_Written instruction_
Pick every line from the data that holds the word "enrolment".

_Provided records_
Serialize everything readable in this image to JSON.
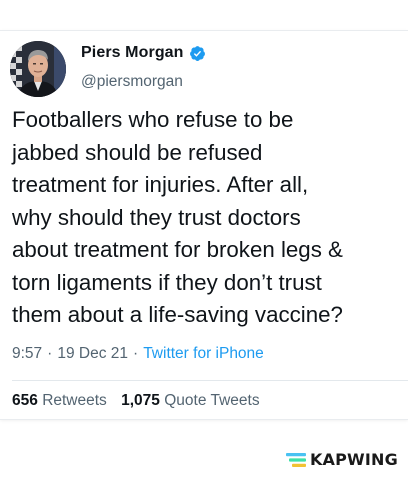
{
  "tweet": {
    "author_name": "Piers Morgan",
    "author_handle": "@piersmorgan",
    "verified": true,
    "text": "Footballers who refuse to be\njabbed should be refused\ntreatment for injuries. After all,\nwhy should they trust doctors\nabout treatment for broken legs &\ntorn ligaments if they don’t trust\nthem about a life-saving vaccine?",
    "time": "9:57",
    "date": "19 Dec 21",
    "separator": "·",
    "source": "Twitter for iPhone",
    "retweets_count": "656",
    "retweets_label": "Retweets",
    "quotes_count": "1,075",
    "quotes_label": "Quote Tweets"
  },
  "watermark": {
    "text": "KAPWING",
    "icon": "kapwing-logo-icon"
  },
  "colors": {
    "text_primary": "#0f1419",
    "text_secondary": "#536471",
    "link_blue": "#1d9bf0",
    "verified_blue": "#1d9bf0"
  }
}
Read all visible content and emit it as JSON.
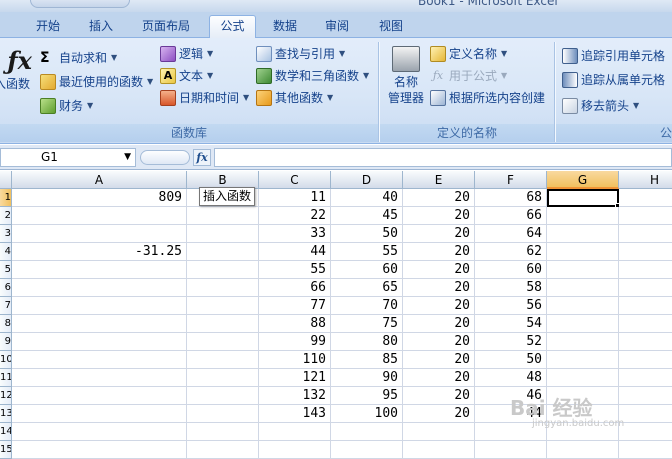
{
  "window": {
    "title": "Book1 - Microsoft Excel"
  },
  "tabs": [
    {
      "label": "开始",
      "active": false
    },
    {
      "label": "插入",
      "active": false
    },
    {
      "label": "页面布局",
      "active": false
    },
    {
      "label": "公式",
      "active": true
    },
    {
      "label": "数据",
      "active": false
    },
    {
      "label": "审阅",
      "active": false
    },
    {
      "label": "视图",
      "active": false
    }
  ],
  "ribbon": {
    "insert_function": {
      "label": "入函数",
      "icon": "fx-icon"
    },
    "library": {
      "autosum": "自动求和",
      "recent": "最近使用的函数",
      "financial": "财务",
      "logical": "逻辑",
      "text": "文本",
      "datetime": "日期和时间",
      "lookup": "查找与引用",
      "math": "数学和三角函数",
      "more": "其他函数",
      "group_label": "函数库"
    },
    "names": {
      "manager_line1": "名称",
      "manager_line2": "管理器",
      "define": "定义名称",
      "use_in_formula": "用于公式",
      "create_from_selection": "根据所选内容创建",
      "group_label": "定义的名称"
    },
    "auditing": {
      "trace_precedents": "追踪引用单元格",
      "trace_dependents": "追踪从属单元格",
      "remove_arrows": "移去箭头",
      "group_label_partial": "公"
    }
  },
  "formula_bar": {
    "name_box": "G1",
    "formula": "",
    "fx_label": "fx"
  },
  "tooltip": {
    "text": "插入函数"
  },
  "columns": [
    "A",
    "B",
    "C",
    "D",
    "E",
    "F",
    "G",
    "H"
  ],
  "selected_cell": "G1",
  "rows": [
    {
      "num": "1",
      "A": "809",
      "C": "11",
      "D": "40",
      "E": "20",
      "F": "68"
    },
    {
      "num": "2",
      "C": "22",
      "D": "45",
      "E": "20",
      "F": "66"
    },
    {
      "num": "3",
      "C": "33",
      "D": "50",
      "E": "20",
      "F": "64"
    },
    {
      "num": "4",
      "A": "-31.25",
      "C": "44",
      "D": "55",
      "E": "20",
      "F": "62"
    },
    {
      "num": "5",
      "C": "55",
      "D": "60",
      "E": "20",
      "F": "60"
    },
    {
      "num": "6",
      "C": "66",
      "D": "65",
      "E": "20",
      "F": "58"
    },
    {
      "num": "7",
      "C": "77",
      "D": "70",
      "E": "20",
      "F": "56"
    },
    {
      "num": "8",
      "C": "88",
      "D": "75",
      "E": "20",
      "F": "54"
    },
    {
      "num": "9",
      "C": "99",
      "D": "80",
      "E": "20",
      "F": "52"
    },
    {
      "num": "10",
      "C": "110",
      "D": "85",
      "E": "20",
      "F": "50"
    },
    {
      "num": "11",
      "C": "121",
      "D": "90",
      "E": "20",
      "F": "48"
    },
    {
      "num": "12",
      "C": "132",
      "D": "95",
      "E": "20",
      "F": "46"
    },
    {
      "num": "13",
      "C": "143",
      "D": "100",
      "E": "20",
      "F": "44"
    },
    {
      "num": "14"
    },
    {
      "num": "15"
    }
  ],
  "watermark": {
    "brand": "Bai 经验",
    "url": "jingyan.baidu.com"
  }
}
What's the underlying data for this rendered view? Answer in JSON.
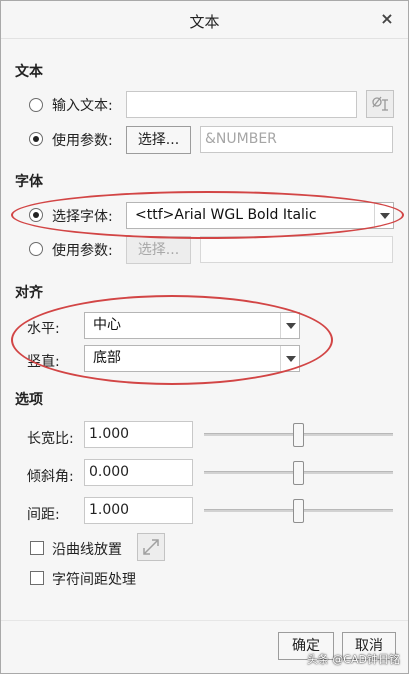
{
  "window": {
    "title": "文本",
    "close_glyph": "×"
  },
  "text_section": {
    "heading": "文本",
    "enter_text_label": "输入文本:",
    "enter_text_value": "",
    "use_param_label": "使用参数:",
    "select_button": "选择...",
    "param_placeholder": "&NUMBER",
    "symbol_icon": "special-symbol-icon"
  },
  "font_section": {
    "heading": "字体",
    "select_font_label": "选择字体:",
    "font_value": "<ttf>Arial WGL Bold Italic",
    "use_param_label": "使用参数:",
    "select_button": "选择...",
    "param_value": ""
  },
  "align_section": {
    "heading": "对齐",
    "horizontal_label": "水平:",
    "horizontal_value": "中心",
    "vertical_label": "竖直:",
    "vertical_value": "底部"
  },
  "options_section": {
    "heading": "选项",
    "aspect_label": "长宽比:",
    "aspect_value": "1.000",
    "slant_label": "倾斜角:",
    "slant_value": "0.000",
    "spacing_label": "间距:",
    "spacing_value": "1.000",
    "along_curve_label": "沿曲线放置",
    "kerning_label": "字符间距处理",
    "flip_icon": "flip-direction-icon"
  },
  "footer": {
    "ok_button": "确定",
    "cancel_button": "取消",
    "watermark": "头条 @CAD钟日铭"
  },
  "colors": {
    "annotation": "#d24545"
  }
}
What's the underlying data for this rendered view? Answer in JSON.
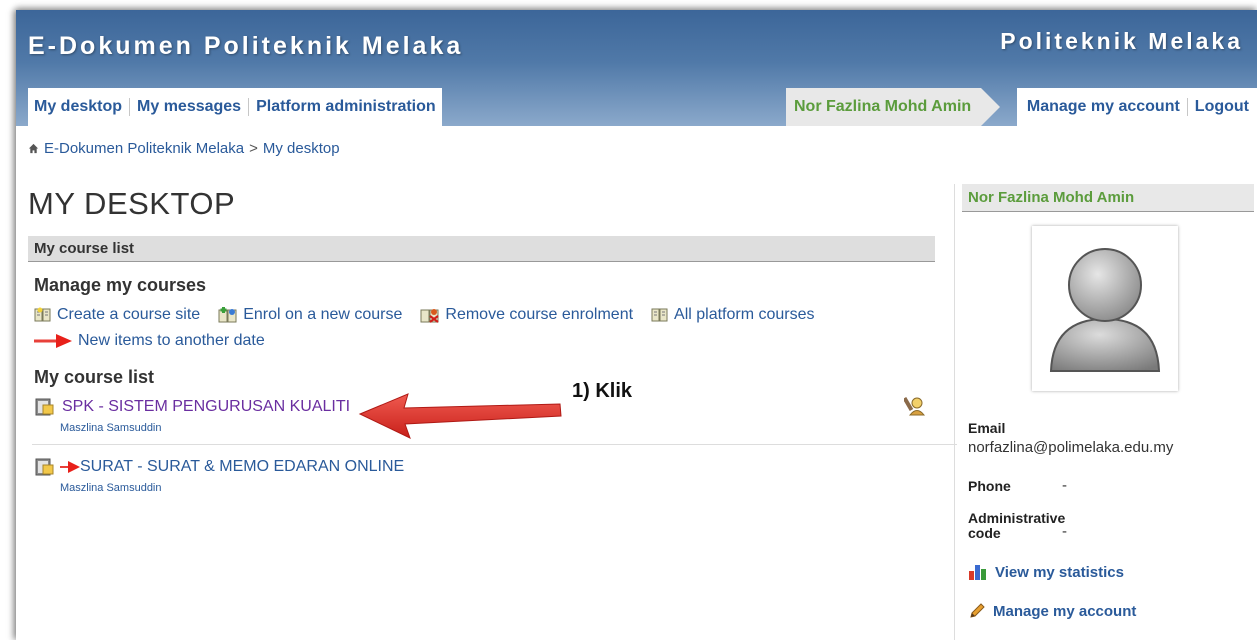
{
  "header": {
    "site_title": "E-Dokumen Politeknik Melaka",
    "institution": "Politeknik Melaka"
  },
  "nav": {
    "left": [
      "My desktop",
      "My messages",
      "Platform administration"
    ],
    "user_name": "Nor Fazlina Mohd Amin",
    "right": [
      "Manage my account",
      "Logout"
    ]
  },
  "breadcrumb": {
    "home": "E-Dokumen Politeknik Melaka",
    "sep": ">",
    "current": "My desktop"
  },
  "main": {
    "page_title": "MY DESKTOP",
    "section_title": "My course list",
    "manage_heading": "Manage my courses",
    "actions": [
      {
        "label": "Create a course site",
        "icon": "create-course-icon"
      },
      {
        "label": "Enrol on a new course",
        "icon": "enrol-course-icon"
      },
      {
        "label": "Remove course enrolment",
        "icon": "remove-enrolment-icon"
      },
      {
        "label": "All platform courses",
        "icon": "all-courses-icon"
      }
    ],
    "new_items_label": "New items to another date",
    "list_heading": "My course list",
    "courses": [
      {
        "title": "SPK - SISTEM PENGURUSAN KUALITI",
        "teacher": "Maszlina Samsuddin",
        "visited": true
      },
      {
        "title": "SURAT - SURAT & MEMO EDARAN ONLINE",
        "teacher": "Maszlina Samsuddin",
        "visited": false
      }
    ],
    "annotation": "1) Klik"
  },
  "sidebar": {
    "user_name": "Nor Fazlina Mohd Amin",
    "email_label": "Email",
    "email": "norfazlina@polimelaka.edu.my",
    "phone_label": "Phone",
    "phone": "-",
    "admin_code_label_1": "Administrative",
    "admin_code_label_2": "code",
    "admin_code": "-",
    "stats_link": "View my statistics",
    "account_link": "Manage my account"
  },
  "colors": {
    "header_top": "#3c6699",
    "link": "#2a5a9a",
    "user_green": "#5b9c3c",
    "annotation_red": "#e8403a"
  }
}
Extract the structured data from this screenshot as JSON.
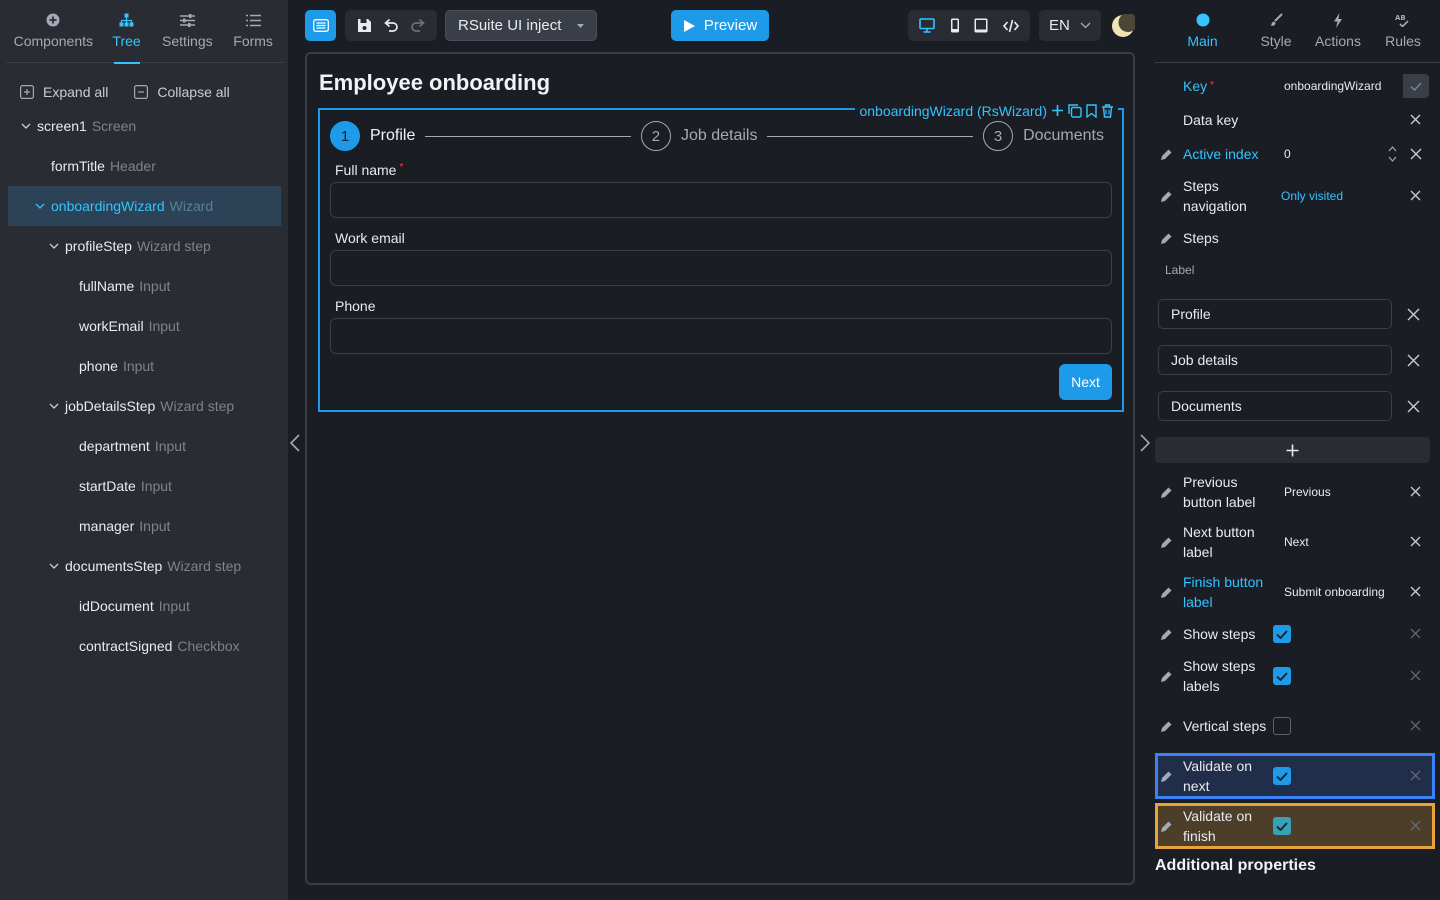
{
  "left_panel": {
    "tabs": [
      {
        "label": "Components",
        "icon": "plus-circle-icon",
        "active": false
      },
      {
        "label": "Tree",
        "icon": "sitemap-icon",
        "active": true
      },
      {
        "label": "Settings",
        "icon": "sliders-icon",
        "active": false
      },
      {
        "label": "Forms",
        "icon": "list-icon",
        "active": false
      }
    ],
    "expand_all": "Expand all",
    "collapse_all": "Collapse all",
    "tree": [
      {
        "name": "screen1",
        "type": "Screen"
      },
      {
        "name": "formTitle",
        "type": "Header"
      },
      {
        "name": "onboardingWizard",
        "type": "Wizard"
      },
      {
        "name": "profileStep",
        "type": "Wizard step"
      },
      {
        "name": "fullName",
        "type": "Input"
      },
      {
        "name": "workEmail",
        "type": "Input"
      },
      {
        "name": "phone",
        "type": "Input"
      },
      {
        "name": "jobDetailsStep",
        "type": "Wizard step"
      },
      {
        "name": "department",
        "type": "Input"
      },
      {
        "name": "startDate",
        "type": "Input"
      },
      {
        "name": "manager",
        "type": "Input"
      },
      {
        "name": "documentsStep",
        "type": "Wizard step"
      },
      {
        "name": "idDocument",
        "type": "Input"
      },
      {
        "name": "contractSigned",
        "type": "Checkbox"
      }
    ]
  },
  "toolbar": {
    "theme_select": "RSuite UI inject",
    "preview_label": "Preview",
    "language": "EN"
  },
  "canvas": {
    "form_title": "Employee onboarding",
    "wizard_tag": "onboardingWizard (RsWizard)",
    "steps": [
      {
        "number": "1",
        "label": "Profile"
      },
      {
        "number": "2",
        "label": "Job details"
      },
      {
        "number": "3",
        "label": "Documents"
      }
    ],
    "fields": [
      {
        "label": "Full name",
        "required": "*"
      },
      {
        "label": "Work email"
      },
      {
        "label": "Phone"
      }
    ],
    "next_label": "Next"
  },
  "right_panel": {
    "tabs": [
      {
        "label": "Main",
        "icon": "circle-icon",
        "active": true
      },
      {
        "label": "Style",
        "icon": "brush-icon",
        "active": false
      },
      {
        "label": "Actions",
        "icon": "bolt-icon",
        "active": false
      },
      {
        "label": "Rules",
        "icon": "rules-icon",
        "active": false
      }
    ],
    "props": {
      "key": {
        "label": "Key",
        "required": "*",
        "value": "onboardingWizard"
      },
      "data_key": {
        "label": "Data key",
        "value": ""
      },
      "active_index": {
        "label": "Active index",
        "value": "0"
      },
      "steps_navigation": {
        "label": "Steps navigation",
        "value": "Only visited"
      },
      "steps": {
        "label": "Steps",
        "sub_label": "Label",
        "items": [
          "Profile",
          "Job details",
          "Documents"
        ]
      },
      "previous_button_label": {
        "label": "Previous button label",
        "value": "Previous"
      },
      "next_button_label": {
        "label": "Next button label",
        "value": "Next"
      },
      "finish_button_label": {
        "label": "Finish button label",
        "value": "Submit onboarding"
      },
      "show_steps": {
        "label": "Show steps",
        "checked": true
      },
      "show_steps_labels": {
        "label": "Show steps labels",
        "checked": true
      },
      "vertical_steps": {
        "label": "Vertical steps",
        "checked": false
      },
      "validate_on_next": {
        "label": "Validate on next",
        "checked": true
      },
      "validate_on_finish": {
        "label": "Validate on finish",
        "checked": true
      }
    },
    "additional_properties": "Additional properties"
  },
  "colors": {
    "accent": "#1e9be8",
    "accent_text": "#34c3ff",
    "highlight_blue": "#3b82f6",
    "highlight_orange": "#e8a23a"
  }
}
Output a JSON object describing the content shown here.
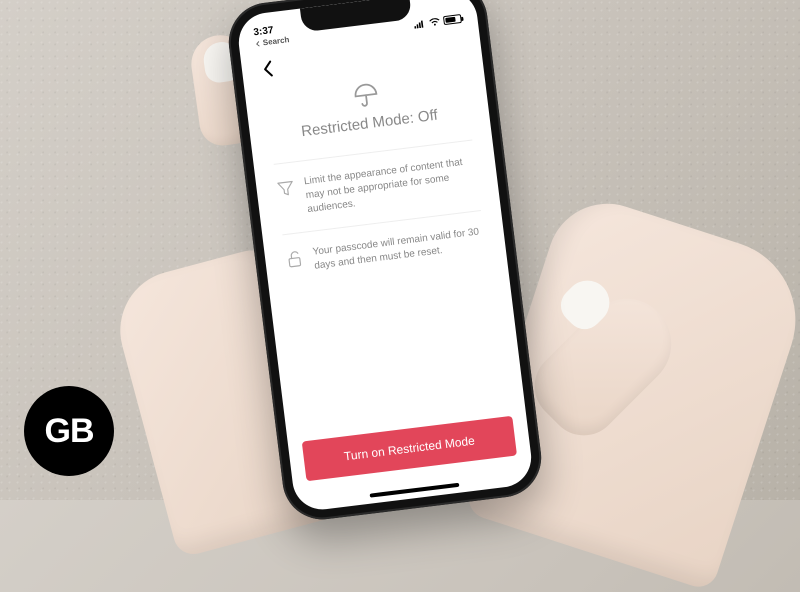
{
  "logo": {
    "text": "GB"
  },
  "status_bar": {
    "time": "3:37",
    "back_label": "Search"
  },
  "header": {
    "title": "Restricted Mode: Off"
  },
  "info_items": [
    {
      "icon": "filter",
      "text": "Limit the appearance of content that may not be appropriate for some audiences."
    },
    {
      "icon": "lock",
      "text": "Your passcode will remain valid for 30 days and then must be reset."
    }
  ],
  "primary_button": {
    "label": "Turn on Restricted Mode"
  },
  "colors": {
    "accent": "#e2465a"
  }
}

_Right answer_
        "label": "Remove course enrolment",
        "icon": "remove-enrolment-icon"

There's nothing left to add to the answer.